▶ _OBJECTIVE_: Write out all the data again, exactly as it stands.

>>>

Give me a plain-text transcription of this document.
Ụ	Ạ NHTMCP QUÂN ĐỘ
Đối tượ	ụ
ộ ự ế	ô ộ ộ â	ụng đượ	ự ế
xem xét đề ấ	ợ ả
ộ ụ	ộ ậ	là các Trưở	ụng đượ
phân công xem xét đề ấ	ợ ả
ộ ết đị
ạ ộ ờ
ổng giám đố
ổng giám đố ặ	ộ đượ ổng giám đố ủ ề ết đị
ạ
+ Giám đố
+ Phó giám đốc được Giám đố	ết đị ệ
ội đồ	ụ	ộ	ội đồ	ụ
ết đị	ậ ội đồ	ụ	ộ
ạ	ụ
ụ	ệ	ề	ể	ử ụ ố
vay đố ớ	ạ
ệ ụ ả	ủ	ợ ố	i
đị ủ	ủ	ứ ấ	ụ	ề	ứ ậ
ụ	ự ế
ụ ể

<<<

▶ _ANSWER IN FULL_:
Give me a plain-text transcription of this document.
Ụ	Ạ NHTMCP QUÂN ĐỘ
Đối tượ	ụ
ộ ự ế	ô ộ ộ â	ụng đượ	ự ế
xem xét đề ấ	ợ ả
ộ ụ	ộ ậ	là các Trưở	ụng đượ
phân công xem xét đề ấ	ợ ả
ộ ết đị
ạ ộ ờ
ổng giám đố
ổng giám đố ặ	ộ đượ ổng giám đố ủ ề ết đị
ạ
+ Giám đố
+ Phó giám đốc được Giám đố	ết đị ệ
ội đồ	ụ	ộ	ội đồ	ụ
ết đị	ậ ội đồ	ụ	ộ
ạ	ụ
ụ	ệ	ề	ể	ử ụ ố
vay đố ớ	ạ
ệ ụ ả	ủ	ợ ố	i
đị ủ	ủ	ứ ấ	ụ	ề	ứ ậ
ụ	ự ế
ụ ể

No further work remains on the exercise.